### BRIEF
Extract every line of the material below and reproduce it faithfully.

### SUPPLIED INFORMATION
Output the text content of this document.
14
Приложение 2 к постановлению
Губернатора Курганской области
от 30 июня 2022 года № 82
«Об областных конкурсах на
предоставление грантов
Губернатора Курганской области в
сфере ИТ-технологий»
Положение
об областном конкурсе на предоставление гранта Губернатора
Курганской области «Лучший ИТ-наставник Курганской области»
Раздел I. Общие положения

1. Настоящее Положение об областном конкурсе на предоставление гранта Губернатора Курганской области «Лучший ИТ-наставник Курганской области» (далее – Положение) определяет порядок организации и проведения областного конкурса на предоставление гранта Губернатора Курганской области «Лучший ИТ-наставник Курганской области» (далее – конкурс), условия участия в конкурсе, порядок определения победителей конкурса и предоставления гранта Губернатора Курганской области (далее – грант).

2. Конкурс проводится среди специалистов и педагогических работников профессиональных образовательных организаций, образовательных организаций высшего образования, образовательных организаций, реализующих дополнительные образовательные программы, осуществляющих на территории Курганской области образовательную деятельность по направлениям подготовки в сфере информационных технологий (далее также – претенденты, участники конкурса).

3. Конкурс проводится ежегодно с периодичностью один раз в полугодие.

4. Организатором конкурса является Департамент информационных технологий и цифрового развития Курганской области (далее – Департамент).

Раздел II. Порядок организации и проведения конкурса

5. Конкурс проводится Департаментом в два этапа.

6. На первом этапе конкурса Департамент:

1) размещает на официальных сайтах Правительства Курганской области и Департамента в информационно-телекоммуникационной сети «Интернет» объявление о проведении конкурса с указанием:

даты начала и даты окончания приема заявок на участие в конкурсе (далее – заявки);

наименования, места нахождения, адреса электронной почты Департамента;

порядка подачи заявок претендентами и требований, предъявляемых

### ANSWER TO THE TASK
Output the text content of this document.
14
Приложение 2 к постановлению
Губернатора Курганской области
от 30 июня 2022 года № 82
«Об областных конкурсах на
предоставление грантов
Губернатора Курганской области в
сфере ИТ-технологий»
Положение
об областном конкурсе на предоставление гранта Губернатора
Курганской области «Лучший ИТ-наставник Курганской области»
Раздел I. Общие положения

1. Настоящее Положение об областном конкурсе на предоставление гранта Губернатора Курганской области «Лучший ИТ-наставник Курганской области» (далее – Положение) определяет порядок организации и проведения областного конкурса на предоставление гранта Губернатора Курганской области «Лучший ИТ-наставник Курганской области» (далее – конкурс), условия участия в конкурсе, порядок определения победителей конкурса и предоставления гранта Губернатора Курганской области (далее – грант).

2. Конкурс проводится среди специалистов и педагогических работников профессиональных образовательных организаций, образовательных организаций высшего образования, образовательных организаций, реализующих дополнительные образовательные программы, осуществляющих на территории Курганской области образовательную деятельность по направлениям подготовки в сфере информационных технологий (далее также – претенденты, участники конкурса).

3. Конкурс проводится ежегодно с периодичностью один раз в полугодие.

4. Организатором конкурса является Департамент информационных технологий и цифрового развития Курганской области (далее – Департамент).

Раздел II. Порядок организации и проведения конкурса

5. Конкурс проводится Департаментом в два этапа.

6. На первом этапе конкурса Департамент:

1) размещает на официальных сайтах Правительства Курганской области и Департамента в информационно-телекоммуникационной сети «Интернет» объявление о проведении конкурса с указанием:

даты начала и даты окончания приема заявок на участие в конкурсе (далее – заявки);

наименования, места нахождения, адреса электронной почты Департамента;

порядка подачи заявок претендентами и требований, предъявляемых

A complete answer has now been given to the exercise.